DATA FOR PROCESSING:
━━━━━━━━

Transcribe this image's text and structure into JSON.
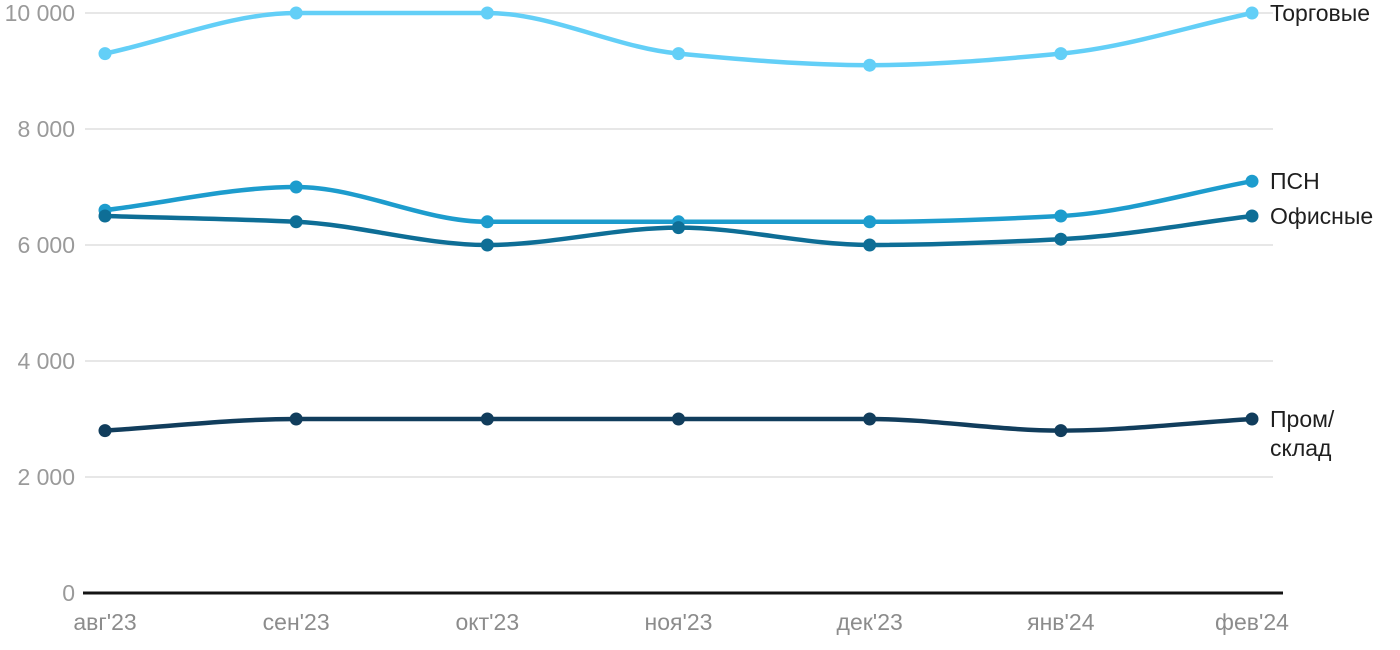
{
  "chart_data": {
    "type": "line",
    "title": "",
    "xlabel": "",
    "ylabel": "",
    "categories": [
      "авг'23",
      "сен'23",
      "окт'23",
      "ноя'23",
      "дек'23",
      "янв'24",
      "фев'24"
    ],
    "y_axis": {
      "ylim": [
        0,
        10225
      ],
      "grid": true,
      "ticks": [
        {
          "value": 0,
          "label": "0"
        },
        {
          "value": 2000,
          "label": "2 000"
        },
        {
          "value": 4000,
          "label": "4 000"
        },
        {
          "value": 6000,
          "label": "6 000"
        },
        {
          "value": 8000,
          "label": "8 000"
        },
        {
          "value": 10000,
          "label": "10 000"
        }
      ]
    },
    "legend_position": "right-inline-labels",
    "series": [
      {
        "name": "Торговые",
        "key": "torgovye",
        "label_lines": [
          "Торговые"
        ],
        "color": "#63cff7",
        "values": [
          9300,
          10000,
          10000,
          9300,
          9100,
          9300,
          10000
        ]
      },
      {
        "name": "ПСН",
        "key": "psn",
        "label_lines": [
          "ПСН"
        ],
        "color": "#1d9ccd",
        "values": [
          6600,
          7000,
          6400,
          6400,
          6400,
          6500,
          7100
        ]
      },
      {
        "name": "Офисные",
        "key": "ofisnye",
        "label_lines": [
          "Офисные"
        ],
        "color": "#0e6e96",
        "values": [
          6500,
          6400,
          6000,
          6300,
          6000,
          6100,
          6500
        ]
      },
      {
        "name": "Пром/склад",
        "key": "prom-sklad",
        "label_lines": [
          "Пром/",
          "склад"
        ],
        "color": "#113d5c",
        "values": [
          2800,
          3000,
          3000,
          3000,
          3000,
          2800,
          3000
        ]
      }
    ],
    "colors": {
      "background": "#ffffff",
      "grid": "#e7e7e7",
      "axis": "#141414",
      "y_tick_text": "#9a9a9a",
      "x_tick_text": "#8c8c8c",
      "series_label_text": "#1f1f1f"
    }
  }
}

━━━━━━━━

YOUR TASK:
Show the lines of the data that hold the word "name".

WORKED SOLUTION:
        "name": "Торговые",
        "name": "ПСН",
        "name": "Офисные",
        "name": "Пром/склад",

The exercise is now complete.